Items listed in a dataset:
__________
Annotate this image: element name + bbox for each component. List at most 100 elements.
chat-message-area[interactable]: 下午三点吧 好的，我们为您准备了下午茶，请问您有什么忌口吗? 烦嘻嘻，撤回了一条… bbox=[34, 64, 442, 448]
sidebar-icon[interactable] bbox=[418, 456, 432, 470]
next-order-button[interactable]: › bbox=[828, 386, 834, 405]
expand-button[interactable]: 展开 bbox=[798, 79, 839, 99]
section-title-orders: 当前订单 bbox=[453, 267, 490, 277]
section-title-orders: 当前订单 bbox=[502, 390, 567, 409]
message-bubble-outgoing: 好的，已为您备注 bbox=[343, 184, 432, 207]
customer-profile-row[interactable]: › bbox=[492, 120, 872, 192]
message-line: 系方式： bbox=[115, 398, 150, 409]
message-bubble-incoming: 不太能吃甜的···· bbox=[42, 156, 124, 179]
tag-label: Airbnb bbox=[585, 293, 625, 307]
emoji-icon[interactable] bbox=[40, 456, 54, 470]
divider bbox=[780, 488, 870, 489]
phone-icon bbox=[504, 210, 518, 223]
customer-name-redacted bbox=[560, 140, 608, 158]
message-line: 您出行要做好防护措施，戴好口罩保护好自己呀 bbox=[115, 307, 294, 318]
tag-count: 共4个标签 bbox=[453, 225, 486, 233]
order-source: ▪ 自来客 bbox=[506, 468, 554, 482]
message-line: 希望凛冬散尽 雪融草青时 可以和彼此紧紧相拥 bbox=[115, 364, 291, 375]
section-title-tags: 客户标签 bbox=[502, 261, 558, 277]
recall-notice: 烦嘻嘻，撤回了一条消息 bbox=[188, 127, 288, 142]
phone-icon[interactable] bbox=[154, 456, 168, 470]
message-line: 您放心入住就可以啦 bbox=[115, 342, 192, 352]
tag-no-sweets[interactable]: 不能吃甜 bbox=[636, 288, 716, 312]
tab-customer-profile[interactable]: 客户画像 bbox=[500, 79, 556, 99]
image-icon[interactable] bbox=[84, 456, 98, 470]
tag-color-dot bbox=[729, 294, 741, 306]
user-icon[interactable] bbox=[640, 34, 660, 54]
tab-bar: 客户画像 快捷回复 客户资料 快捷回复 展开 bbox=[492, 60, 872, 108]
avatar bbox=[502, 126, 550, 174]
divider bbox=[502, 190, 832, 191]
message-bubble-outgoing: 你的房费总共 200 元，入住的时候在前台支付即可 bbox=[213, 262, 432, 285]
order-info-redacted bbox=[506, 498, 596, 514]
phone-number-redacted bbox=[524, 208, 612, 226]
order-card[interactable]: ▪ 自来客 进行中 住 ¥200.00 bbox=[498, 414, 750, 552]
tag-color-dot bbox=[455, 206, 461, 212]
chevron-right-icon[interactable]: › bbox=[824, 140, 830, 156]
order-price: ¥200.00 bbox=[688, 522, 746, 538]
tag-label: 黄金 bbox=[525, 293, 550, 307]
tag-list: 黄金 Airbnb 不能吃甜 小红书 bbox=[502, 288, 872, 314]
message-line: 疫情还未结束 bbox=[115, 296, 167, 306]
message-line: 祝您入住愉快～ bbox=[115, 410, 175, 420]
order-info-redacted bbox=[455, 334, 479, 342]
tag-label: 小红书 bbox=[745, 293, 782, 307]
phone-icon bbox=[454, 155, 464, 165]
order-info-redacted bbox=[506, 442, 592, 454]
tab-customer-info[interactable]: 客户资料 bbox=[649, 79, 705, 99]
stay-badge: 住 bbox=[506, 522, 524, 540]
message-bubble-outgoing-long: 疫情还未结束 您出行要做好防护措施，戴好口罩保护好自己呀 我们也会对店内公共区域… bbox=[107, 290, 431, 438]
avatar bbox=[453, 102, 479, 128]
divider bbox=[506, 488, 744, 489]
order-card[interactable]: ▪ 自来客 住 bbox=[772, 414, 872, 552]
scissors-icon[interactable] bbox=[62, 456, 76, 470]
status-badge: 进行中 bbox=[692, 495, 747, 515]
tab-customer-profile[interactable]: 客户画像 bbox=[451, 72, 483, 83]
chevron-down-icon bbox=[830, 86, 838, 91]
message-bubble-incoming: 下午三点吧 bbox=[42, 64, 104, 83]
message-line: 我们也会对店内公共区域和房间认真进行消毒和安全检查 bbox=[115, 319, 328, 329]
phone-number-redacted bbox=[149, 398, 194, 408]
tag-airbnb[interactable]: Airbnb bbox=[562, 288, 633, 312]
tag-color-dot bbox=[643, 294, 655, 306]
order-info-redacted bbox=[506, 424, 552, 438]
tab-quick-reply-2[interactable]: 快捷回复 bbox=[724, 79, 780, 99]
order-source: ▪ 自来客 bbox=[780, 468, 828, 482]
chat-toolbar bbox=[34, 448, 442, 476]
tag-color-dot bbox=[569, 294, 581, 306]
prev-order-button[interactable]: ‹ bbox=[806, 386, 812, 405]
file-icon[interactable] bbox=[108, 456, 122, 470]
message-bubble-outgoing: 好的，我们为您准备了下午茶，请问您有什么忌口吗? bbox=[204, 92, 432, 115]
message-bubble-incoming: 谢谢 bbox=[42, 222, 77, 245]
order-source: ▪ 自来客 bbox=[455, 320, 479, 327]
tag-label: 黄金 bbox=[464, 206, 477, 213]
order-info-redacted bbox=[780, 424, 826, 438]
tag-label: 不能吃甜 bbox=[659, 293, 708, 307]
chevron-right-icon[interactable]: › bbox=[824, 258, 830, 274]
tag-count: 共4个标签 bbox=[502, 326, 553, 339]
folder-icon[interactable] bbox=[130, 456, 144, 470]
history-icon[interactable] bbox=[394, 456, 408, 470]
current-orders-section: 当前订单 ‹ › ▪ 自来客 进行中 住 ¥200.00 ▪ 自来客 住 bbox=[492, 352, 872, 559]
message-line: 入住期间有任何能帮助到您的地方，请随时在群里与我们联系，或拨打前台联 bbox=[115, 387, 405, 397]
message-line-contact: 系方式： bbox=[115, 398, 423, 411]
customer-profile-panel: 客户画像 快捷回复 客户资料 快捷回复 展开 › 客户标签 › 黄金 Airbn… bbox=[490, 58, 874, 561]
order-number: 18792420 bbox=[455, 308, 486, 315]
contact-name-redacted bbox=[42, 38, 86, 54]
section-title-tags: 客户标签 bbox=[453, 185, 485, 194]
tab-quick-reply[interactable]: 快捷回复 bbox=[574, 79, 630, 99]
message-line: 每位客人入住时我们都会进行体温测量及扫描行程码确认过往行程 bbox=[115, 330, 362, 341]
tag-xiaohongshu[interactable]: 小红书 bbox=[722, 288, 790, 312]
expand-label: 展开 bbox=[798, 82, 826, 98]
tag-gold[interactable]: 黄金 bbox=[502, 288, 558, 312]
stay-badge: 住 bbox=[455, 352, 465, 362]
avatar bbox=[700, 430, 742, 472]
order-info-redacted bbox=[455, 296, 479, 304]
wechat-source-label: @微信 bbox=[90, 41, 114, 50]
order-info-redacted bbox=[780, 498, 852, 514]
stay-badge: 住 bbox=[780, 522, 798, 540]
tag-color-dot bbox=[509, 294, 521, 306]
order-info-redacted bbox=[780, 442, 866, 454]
__________
## Stated goal
Rewrite all of the entries above, changing "order-info-redacted" to "order-details-redacted" everywhere it occurs and keeping everything else the same.

## Written response
Annotate this image: element name + bbox for each component. List at most 100 elements.
chat-message-area[interactable]: 下午三点吧 好的，我们为您准备了下午茶，请问您有什么忌口吗? 烦嘻嘻，撤回了一条… bbox=[34, 64, 442, 448]
sidebar-icon[interactable] bbox=[418, 456, 432, 470]
next-order-button[interactable]: › bbox=[828, 386, 834, 405]
expand-button[interactable]: 展开 bbox=[798, 79, 839, 99]
section-title-orders: 当前订单 bbox=[453, 267, 490, 277]
section-title-orders: 当前订单 bbox=[502, 390, 567, 409]
message-bubble-outgoing: 好的，已为您备注 bbox=[343, 184, 432, 207]
customer-profile-row[interactable]: › bbox=[492, 120, 872, 192]
message-line: 系方式： bbox=[115, 398, 150, 409]
message-bubble-incoming: 不太能吃甜的···· bbox=[42, 156, 124, 179]
tag-label: Airbnb bbox=[585, 293, 625, 307]
emoji-icon[interactable] bbox=[40, 456, 54, 470]
divider bbox=[780, 488, 870, 489]
phone-icon bbox=[504, 210, 518, 223]
customer-name-redacted bbox=[560, 140, 608, 158]
message-line: 您出行要做好防护措施，戴好口罩保护好自己呀 bbox=[115, 307, 294, 318]
tag-count: 共4个标签 bbox=[453, 225, 486, 233]
order-source: ▪ 自来客 bbox=[506, 468, 554, 482]
message-line: 希望凛冬散尽 雪融草青时 可以和彼此紧紧相拥 bbox=[115, 364, 291, 375]
section-title-tags: 客户标签 bbox=[502, 261, 558, 277]
recall-notice: 烦嘻嘻，撤回了一条消息 bbox=[188, 127, 288, 142]
phone-icon[interactable] bbox=[154, 456, 168, 470]
message-line: 您放心入住就可以啦 bbox=[115, 342, 192, 352]
tag-no-sweets[interactable]: 不能吃甜 bbox=[636, 288, 716, 312]
tab-customer-profile[interactable]: 客户画像 bbox=[500, 79, 556, 99]
image-icon[interactable] bbox=[84, 456, 98, 470]
tag-color-dot bbox=[729, 294, 741, 306]
user-icon[interactable] bbox=[640, 34, 660, 54]
tab-bar: 客户画像 快捷回复 客户资料 快捷回复 展开 bbox=[492, 60, 872, 108]
avatar bbox=[502, 126, 550, 174]
divider bbox=[502, 190, 832, 191]
message-bubble-outgoing: 你的房费总共 200 元，入住的时候在前台支付即可 bbox=[213, 262, 432, 285]
order-details-redacted bbox=[506, 498, 596, 514]
phone-number-redacted bbox=[524, 208, 612, 226]
order-card[interactable]: ▪ 自来客 进行中 住 ¥200.00 bbox=[498, 414, 750, 552]
tag-color-dot bbox=[455, 206, 461, 212]
chevron-right-icon[interactable]: › bbox=[824, 140, 830, 156]
order-price: ¥200.00 bbox=[688, 522, 746, 538]
tag-label: 黄金 bbox=[525, 293, 550, 307]
tag-list: 黄金 Airbnb 不能吃甜 小红书 bbox=[502, 288, 872, 314]
message-line: 疫情还未结束 bbox=[115, 296, 167, 306]
message-line: 祝您入住愉快～ bbox=[115, 410, 175, 420]
order-details-redacted bbox=[455, 334, 479, 342]
tag-label: 小红书 bbox=[745, 293, 782, 307]
phone-icon bbox=[454, 155, 464, 165]
order-details-redacted bbox=[506, 442, 592, 454]
tab-customer-info[interactable]: 客户资料 bbox=[649, 79, 705, 99]
stay-badge: 住 bbox=[506, 522, 524, 540]
message-bubble-outgoing-long: 疫情还未结束 您出行要做好防护措施，戴好口罩保护好自己呀 我们也会对店内公共区域… bbox=[107, 290, 431, 438]
avatar bbox=[453, 102, 479, 128]
divider bbox=[506, 488, 744, 489]
order-card[interactable]: ▪ 自来客 住 bbox=[772, 414, 872, 552]
scissors-icon[interactable] bbox=[62, 456, 76, 470]
status-badge: 进行中 bbox=[692, 495, 747, 515]
tab-customer-profile[interactable]: 客户画像 bbox=[451, 72, 483, 83]
chevron-down-icon bbox=[830, 86, 838, 91]
message-bubble-incoming: 下午三点吧 bbox=[42, 64, 104, 83]
message-line: 我们也会对店内公共区域和房间认真进行消毒和安全检查 bbox=[115, 319, 328, 329]
phone-number-redacted bbox=[149, 398, 194, 408]
tag-airbnb[interactable]: Airbnb bbox=[562, 288, 633, 312]
tag-color-dot bbox=[643, 294, 655, 306]
order-details-redacted bbox=[506, 424, 552, 438]
tab-quick-reply-2[interactable]: 快捷回复 bbox=[724, 79, 780, 99]
order-source: ▪ 自来客 bbox=[780, 468, 828, 482]
chat-toolbar bbox=[34, 448, 442, 476]
tag-color-dot bbox=[569, 294, 581, 306]
prev-order-button[interactable]: ‹ bbox=[806, 386, 812, 405]
file-icon[interactable] bbox=[108, 456, 122, 470]
message-bubble-outgoing: 好的，我们为您准备了下午茶，请问您有什么忌口吗? bbox=[204, 92, 432, 115]
message-bubble-incoming: 谢谢 bbox=[42, 222, 77, 245]
order-source: ▪ 自来客 bbox=[455, 320, 479, 327]
tag-label: 黄金 bbox=[464, 206, 477, 213]
order-details-redacted bbox=[780, 424, 826, 438]
tag-label: 不能吃甜 bbox=[659, 293, 708, 307]
chevron-right-icon[interactable]: › bbox=[824, 258, 830, 274]
tag-count: 共4个标签 bbox=[502, 326, 553, 339]
folder-icon[interactable] bbox=[130, 456, 144, 470]
history-icon[interactable] bbox=[394, 456, 408, 470]
current-orders-section: 当前订单 ‹ › ▪ 自来客 进行中 住 ¥200.00 ▪ 自来客 住 bbox=[492, 352, 872, 559]
message-line: 入住期间有任何能帮助到您的地方，请随时在群里与我们联系，或拨打前台联 bbox=[115, 387, 405, 397]
message-line-contact: 系方式： bbox=[115, 398, 423, 411]
customer-profile-panel: 客户画像 快捷回复 客户资料 快捷回复 展开 › 客户标签 › 黄金 Airbn… bbox=[490, 58, 874, 561]
order-number: 18792420 bbox=[455, 308, 486, 315]
contact-name-redacted bbox=[42, 38, 86, 54]
section-title-tags: 客户标签 bbox=[453, 185, 485, 194]
tab-quick-reply[interactable]: 快捷回复 bbox=[574, 79, 630, 99]
message-line: 每位客人入住时我们都会进行体温测量及扫描行程码确认过往行程 bbox=[115, 330, 362, 341]
tag-xiaohongshu[interactable]: 小红书 bbox=[722, 288, 790, 312]
expand-label: 展开 bbox=[798, 82, 826, 98]
tag-gold[interactable]: 黄金 bbox=[502, 288, 558, 312]
stay-badge: 住 bbox=[455, 352, 465, 362]
avatar bbox=[700, 430, 742, 472]
order-details-redacted bbox=[455, 296, 479, 304]
wechat-source-label: @微信 bbox=[90, 41, 114, 50]
order-details-redacted bbox=[780, 498, 852, 514]
stay-badge: 住 bbox=[780, 522, 798, 540]
tag-color-dot bbox=[509, 294, 521, 306]
order-details-redacted bbox=[780, 442, 866, 454]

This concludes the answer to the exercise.